# START OF RAW DATA

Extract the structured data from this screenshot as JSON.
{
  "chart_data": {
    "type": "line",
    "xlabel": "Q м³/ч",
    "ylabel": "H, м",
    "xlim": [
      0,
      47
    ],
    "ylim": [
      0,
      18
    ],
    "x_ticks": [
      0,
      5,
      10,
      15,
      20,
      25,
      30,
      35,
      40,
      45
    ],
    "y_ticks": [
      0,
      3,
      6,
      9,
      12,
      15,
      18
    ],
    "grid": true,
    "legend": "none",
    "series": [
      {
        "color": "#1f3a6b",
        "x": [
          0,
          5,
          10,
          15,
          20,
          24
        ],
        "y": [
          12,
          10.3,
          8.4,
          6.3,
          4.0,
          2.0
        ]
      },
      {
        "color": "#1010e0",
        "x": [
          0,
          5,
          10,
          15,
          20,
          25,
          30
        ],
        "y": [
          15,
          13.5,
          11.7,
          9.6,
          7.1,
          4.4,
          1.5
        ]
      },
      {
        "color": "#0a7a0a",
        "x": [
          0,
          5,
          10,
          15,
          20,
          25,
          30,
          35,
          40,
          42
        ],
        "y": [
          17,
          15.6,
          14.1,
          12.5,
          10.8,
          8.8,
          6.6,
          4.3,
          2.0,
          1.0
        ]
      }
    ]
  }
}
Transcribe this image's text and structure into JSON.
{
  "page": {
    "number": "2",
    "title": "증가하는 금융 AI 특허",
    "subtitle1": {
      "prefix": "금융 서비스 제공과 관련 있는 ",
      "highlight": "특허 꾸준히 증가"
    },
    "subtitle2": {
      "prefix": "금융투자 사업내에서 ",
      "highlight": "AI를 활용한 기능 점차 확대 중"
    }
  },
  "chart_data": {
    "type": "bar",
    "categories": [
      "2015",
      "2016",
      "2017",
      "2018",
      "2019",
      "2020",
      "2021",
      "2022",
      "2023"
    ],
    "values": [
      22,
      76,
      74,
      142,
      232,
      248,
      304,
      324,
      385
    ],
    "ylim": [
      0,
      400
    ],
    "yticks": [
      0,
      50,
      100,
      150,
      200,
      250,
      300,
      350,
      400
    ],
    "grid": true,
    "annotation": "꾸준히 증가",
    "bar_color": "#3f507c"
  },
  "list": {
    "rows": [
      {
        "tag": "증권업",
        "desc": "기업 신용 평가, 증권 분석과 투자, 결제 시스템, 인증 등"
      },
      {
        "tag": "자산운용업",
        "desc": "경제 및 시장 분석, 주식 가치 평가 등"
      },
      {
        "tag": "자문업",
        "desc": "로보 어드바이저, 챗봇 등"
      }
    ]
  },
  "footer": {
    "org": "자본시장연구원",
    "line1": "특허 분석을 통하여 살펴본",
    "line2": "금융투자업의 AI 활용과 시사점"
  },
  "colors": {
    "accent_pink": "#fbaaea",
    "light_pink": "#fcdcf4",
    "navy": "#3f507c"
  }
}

# END OF RAW DATA

▶ **EXERCISE OBJECTIVE**: Return every entry verbatim.

▶ **FINISHED ANSWER**:
Extract the structured data from this screenshot as JSON.
{
  "chart_data": {
    "type": "line",
    "xlabel": "Q м³/ч",
    "ylabel": "H, м",
    "xlim": [
      0,
      47
    ],
    "ylim": [
      0,
      18
    ],
    "x_ticks": [
      0,
      5,
      10,
      15,
      20,
      25,
      30,
      35,
      40,
      45
    ],
    "y_ticks": [
      0,
      3,
      6,
      9,
      12,
      15,
      18
    ],
    "grid": true,
    "legend": "none",
    "series": [
      {
        "color": "#1f3a6b",
        "x": [
          0,
          5,
          10,
          15,
          20,
          24
        ],
        "y": [
          12,
          10.3,
          8.4,
          6.3,
          4.0,
          2.0
        ]
      },
      {
        "color": "#1010e0",
        "x": [
          0,
          5,
          10,
          15,
          20,
          25,
          30
        ],
        "y": [
          15,
          13.5,
          11.7,
          9.6,
          7.1,
          4.4,
          1.5
        ]
      },
      {
        "color": "#0a7a0a",
        "x": [
          0,
          5,
          10,
          15,
          20,
          25,
          30,
          35,
          40,
          42
        ],
        "y": [
          17,
          15.6,
          14.1,
          12.5,
          10.8,
          8.8,
          6.6,
          4.3,
          2.0,
          1.0
        ]
      }
    ]
  }
}
Transcribe this image's text and structure into JSON.
{
  "page": {
    "number": "2",
    "title": "증가하는 금융 AI 특허",
    "subtitle1": {
      "prefix": "금융 서비스 제공과 관련 있는 ",
      "highlight": "특허 꾸준히 증가"
    },
    "subtitle2": {
      "prefix": "금융투자 사업내에서 ",
      "highlight": "AI를 활용한 기능 점차 확대 중"
    }
  },
  "chart_data": {
    "type": "bar",
    "categories": [
      "2015",
      "2016",
      "2017",
      "2018",
      "2019",
      "2020",
      "2021",
      "2022",
      "2023"
    ],
    "values": [
      22,
      76,
      74,
      142,
      232,
      248,
      304,
      324,
      385
    ],
    "ylim": [
      0,
      400
    ],
    "yticks": [
      0,
      50,
      100,
      150,
      200,
      250,
      300,
      350,
      400
    ],
    "grid": true,
    "annotation": "꾸준히 증가",
    "bar_color": "#3f507c"
  },
  "list": {
    "rows": [
      {
        "tag": "증권업",
        "desc": "기업 신용 평가, 증권 분석과 투자, 결제 시스템, 인증 등"
      },
      {
        "tag": "자산운용업",
        "desc": "경제 및 시장 분석, 주식 가치 평가 등"
      },
      {
        "tag": "자문업",
        "desc": "로보 어드바이저, 챗봇 등"
      }
    ]
  },
  "footer": {
    "org": "자본시장연구원",
    "line1": "특허 분석을 통하여 살펴본",
    "line2": "금융투자업의 AI 활용과 시사점"
  },
  "colors": {
    "accent_pink": "#fbaaea",
    "light_pink": "#fcdcf4",
    "navy": "#3f507c"
  }
}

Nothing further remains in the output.